[Item position entries]
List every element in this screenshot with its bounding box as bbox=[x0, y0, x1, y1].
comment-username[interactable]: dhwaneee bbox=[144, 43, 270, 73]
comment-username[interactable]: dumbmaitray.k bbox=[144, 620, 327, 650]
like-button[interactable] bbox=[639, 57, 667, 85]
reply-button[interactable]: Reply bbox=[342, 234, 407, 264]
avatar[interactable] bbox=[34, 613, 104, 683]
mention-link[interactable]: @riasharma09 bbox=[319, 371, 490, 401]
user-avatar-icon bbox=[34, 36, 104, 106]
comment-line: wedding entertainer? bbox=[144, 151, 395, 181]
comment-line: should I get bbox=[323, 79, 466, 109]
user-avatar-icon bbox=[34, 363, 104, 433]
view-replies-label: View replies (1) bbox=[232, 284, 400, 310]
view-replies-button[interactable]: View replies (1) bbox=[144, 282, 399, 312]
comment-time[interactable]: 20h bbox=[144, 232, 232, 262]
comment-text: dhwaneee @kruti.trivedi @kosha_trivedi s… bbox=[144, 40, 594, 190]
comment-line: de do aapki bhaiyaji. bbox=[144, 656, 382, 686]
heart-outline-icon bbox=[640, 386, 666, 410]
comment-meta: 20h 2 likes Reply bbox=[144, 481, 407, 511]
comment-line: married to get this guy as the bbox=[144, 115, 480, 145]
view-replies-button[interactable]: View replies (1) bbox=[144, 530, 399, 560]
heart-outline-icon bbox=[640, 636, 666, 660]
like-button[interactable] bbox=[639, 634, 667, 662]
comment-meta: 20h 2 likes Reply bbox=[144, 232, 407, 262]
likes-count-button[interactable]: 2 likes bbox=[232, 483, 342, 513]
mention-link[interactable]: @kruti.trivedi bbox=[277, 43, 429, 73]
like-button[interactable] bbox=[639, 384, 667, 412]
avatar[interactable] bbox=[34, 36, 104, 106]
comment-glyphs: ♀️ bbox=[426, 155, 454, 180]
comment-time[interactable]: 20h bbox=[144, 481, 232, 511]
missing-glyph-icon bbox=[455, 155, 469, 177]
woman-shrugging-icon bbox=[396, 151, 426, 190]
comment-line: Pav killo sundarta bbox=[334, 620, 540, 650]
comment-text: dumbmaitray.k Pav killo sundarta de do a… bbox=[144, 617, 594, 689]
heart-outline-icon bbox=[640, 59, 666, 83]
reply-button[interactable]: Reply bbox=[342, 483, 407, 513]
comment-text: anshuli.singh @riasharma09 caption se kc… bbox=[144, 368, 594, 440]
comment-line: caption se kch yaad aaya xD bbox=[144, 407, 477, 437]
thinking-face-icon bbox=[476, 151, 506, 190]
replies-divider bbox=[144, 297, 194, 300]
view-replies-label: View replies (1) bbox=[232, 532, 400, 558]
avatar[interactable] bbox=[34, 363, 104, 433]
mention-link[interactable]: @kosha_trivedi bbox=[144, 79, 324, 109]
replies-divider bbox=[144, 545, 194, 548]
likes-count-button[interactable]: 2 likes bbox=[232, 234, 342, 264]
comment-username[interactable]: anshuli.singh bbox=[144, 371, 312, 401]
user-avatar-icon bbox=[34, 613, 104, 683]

Aim of the exercise
Copy the records verbatim, covering the stretch from the first line through the line containing "comment-line: Pav killo", with both ends included.

Answer to this problem
List every element in this screenshot with its bounding box as bbox=[x0, y0, x1, y1].
comment-username[interactable]: dhwaneee bbox=[144, 43, 270, 73]
comment-username[interactable]: dumbmaitray.k bbox=[144, 620, 327, 650]
like-button[interactable] bbox=[639, 57, 667, 85]
reply-button[interactable]: Reply bbox=[342, 234, 407, 264]
avatar[interactable] bbox=[34, 613, 104, 683]
mention-link[interactable]: @riasharma09 bbox=[319, 371, 490, 401]
user-avatar-icon bbox=[34, 36, 104, 106]
comment-line: wedding entertainer? bbox=[144, 151, 395, 181]
comment-line: should I get bbox=[323, 79, 466, 109]
user-avatar-icon bbox=[34, 363, 104, 433]
view-replies-label: View replies (1) bbox=[232, 284, 400, 310]
view-replies-button[interactable]: View replies (1) bbox=[144, 282, 399, 312]
comment-time[interactable]: 20h bbox=[144, 232, 232, 262]
comment-text: dhwaneee @kruti.trivedi @kosha_trivedi s… bbox=[144, 40, 594, 190]
comment-line: de do aapki bhaiyaji. bbox=[144, 656, 382, 686]
heart-outline-icon bbox=[640, 386, 666, 410]
comment-meta: 20h 2 likes Reply bbox=[144, 481, 407, 511]
comment-line: married to get this guy as the bbox=[144, 115, 480, 145]
view-replies-button[interactable]: View replies (1) bbox=[144, 530, 399, 560]
heart-outline-icon bbox=[640, 636, 666, 660]
like-button[interactable] bbox=[639, 634, 667, 662]
comment-meta: 20h 2 likes Reply bbox=[144, 232, 407, 262]
likes-count-button[interactable]: 2 likes bbox=[232, 483, 342, 513]
mention-link[interactable]: @kruti.trivedi bbox=[277, 43, 429, 73]
like-button[interactable] bbox=[639, 384, 667, 412]
avatar[interactable] bbox=[34, 36, 104, 106]
comment-glyphs: ♀️ bbox=[426, 155, 454, 180]
comment-time[interactable]: 20h bbox=[144, 481, 232, 511]
missing-glyph-icon bbox=[455, 155, 469, 177]
woman-shrugging-icon bbox=[396, 151, 426, 190]
comment-line: Pav killo sundarta bbox=[334, 620, 540, 650]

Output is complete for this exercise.